• **INSTRUCTIONS FOR THE TASK**: The entire listing is to be repeated verbatim.
>> begin
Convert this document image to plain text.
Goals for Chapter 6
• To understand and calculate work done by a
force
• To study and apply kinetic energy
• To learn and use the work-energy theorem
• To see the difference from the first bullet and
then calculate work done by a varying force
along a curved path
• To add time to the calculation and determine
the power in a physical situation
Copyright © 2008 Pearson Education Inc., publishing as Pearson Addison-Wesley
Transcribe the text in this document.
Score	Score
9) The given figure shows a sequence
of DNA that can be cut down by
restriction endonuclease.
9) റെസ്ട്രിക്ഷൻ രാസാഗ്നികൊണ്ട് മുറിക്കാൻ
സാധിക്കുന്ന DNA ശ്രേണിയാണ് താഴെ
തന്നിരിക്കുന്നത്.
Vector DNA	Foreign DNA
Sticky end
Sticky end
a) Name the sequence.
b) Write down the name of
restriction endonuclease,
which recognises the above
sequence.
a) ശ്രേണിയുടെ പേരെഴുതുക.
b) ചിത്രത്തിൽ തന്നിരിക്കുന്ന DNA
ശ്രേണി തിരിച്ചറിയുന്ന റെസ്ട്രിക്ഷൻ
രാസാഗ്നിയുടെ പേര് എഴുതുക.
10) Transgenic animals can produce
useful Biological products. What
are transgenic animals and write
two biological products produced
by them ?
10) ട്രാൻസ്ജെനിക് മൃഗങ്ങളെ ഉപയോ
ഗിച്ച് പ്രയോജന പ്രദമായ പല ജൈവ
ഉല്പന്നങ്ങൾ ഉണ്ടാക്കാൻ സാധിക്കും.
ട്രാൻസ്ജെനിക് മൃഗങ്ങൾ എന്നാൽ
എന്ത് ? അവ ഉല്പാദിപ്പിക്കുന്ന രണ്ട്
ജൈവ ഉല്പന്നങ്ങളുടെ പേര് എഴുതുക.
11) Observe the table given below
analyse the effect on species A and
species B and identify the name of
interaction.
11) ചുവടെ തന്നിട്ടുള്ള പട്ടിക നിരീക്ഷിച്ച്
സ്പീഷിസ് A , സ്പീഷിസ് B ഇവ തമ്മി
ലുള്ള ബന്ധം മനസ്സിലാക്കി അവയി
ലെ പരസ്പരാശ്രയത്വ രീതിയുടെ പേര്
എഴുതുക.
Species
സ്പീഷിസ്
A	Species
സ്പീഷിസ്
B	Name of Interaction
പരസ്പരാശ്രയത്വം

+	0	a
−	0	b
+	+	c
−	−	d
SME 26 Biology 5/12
>> end
• **SOLUTION**:
Convert this document image to plain text.
Goals for Chapter 6
• To understand and calculate work done by a
force
• To study and apply kinetic energy
• To learn and use the work-energy theorem
• To see the difference from the first bullet and
then calculate work done by a varying force
along a curved path
• To add time to the calculation and determine
the power in a physical situation
Copyright © 2008 Pearson Education Inc., publishing as Pearson Addison-Wesley
Transcribe the text in this document.
Score	Score
9) The given figure shows a sequence
of DNA that can be cut down by
restriction endonuclease.
9) റെസ്ട്രിക്ഷൻ രാസാഗ്നികൊണ്ട് മുറിക്കാൻ
സാധിക്കുന്ന DNA ശ്രേണിയാണ് താഴെ
തന്നിരിക്കുന്നത്.
Vector DNA	Foreign DNA
Sticky end
Sticky end
a) Name the sequence.
b) Write down the name of
restriction endonuclease,
which recognises the above
sequence.
a) ശ്രേണിയുടെ പേരെഴുതുക.
b) ചിത്രത്തിൽ തന്നിരിക്കുന്ന DNA
ശ്രേണി തിരിച്ചറിയുന്ന റെസ്ട്രിക്ഷൻ
രാസാഗ്നിയുടെ പേര് എഴുതുക.
10) Transgenic animals can produce
useful Biological products. What
are transgenic animals and write
two biological products produced
by them ?
10) ട്രാൻസ്ജെനിക് മൃഗങ്ങളെ ഉപയോ
ഗിച്ച് പ്രയോജന പ്രദമായ പല ജൈവ
ഉല്പന്നങ്ങൾ ഉണ്ടാക്കാൻ സാധിക്കും.
ട്രാൻസ്ജെനിക് മൃഗങ്ങൾ എന്നാൽ
എന്ത് ? അവ ഉല്പാദിപ്പിക്കുന്ന രണ്ട്
ജൈവ ഉല്പന്നങ്ങളുടെ പേര് എഴുതുക.
11) Observe the table given below
analyse the effect on species A and
species B and identify the name of
interaction.
11) ചുവടെ തന്നിട്ടുള്ള പട്ടിക നിരീക്ഷിച്ച്
സ്പീഷിസ് A , സ്പീഷിസ് B ഇവ തമ്മി
ലുള്ള ബന്ധം മനസ്സിലാക്കി അവയി
ലെ പരസ്പരാശ്രയത്വ രീതിയുടെ പേര്
എഴുതുക.
Species
സ്പീഷിസ്
A	Species
സ്പീഷിസ്
B	Name of Interaction
പരസ്പരാശ്രയത്വം

+	0	a
−	0	b
+	+	c
−	−	d
SME 26 Biology 5/12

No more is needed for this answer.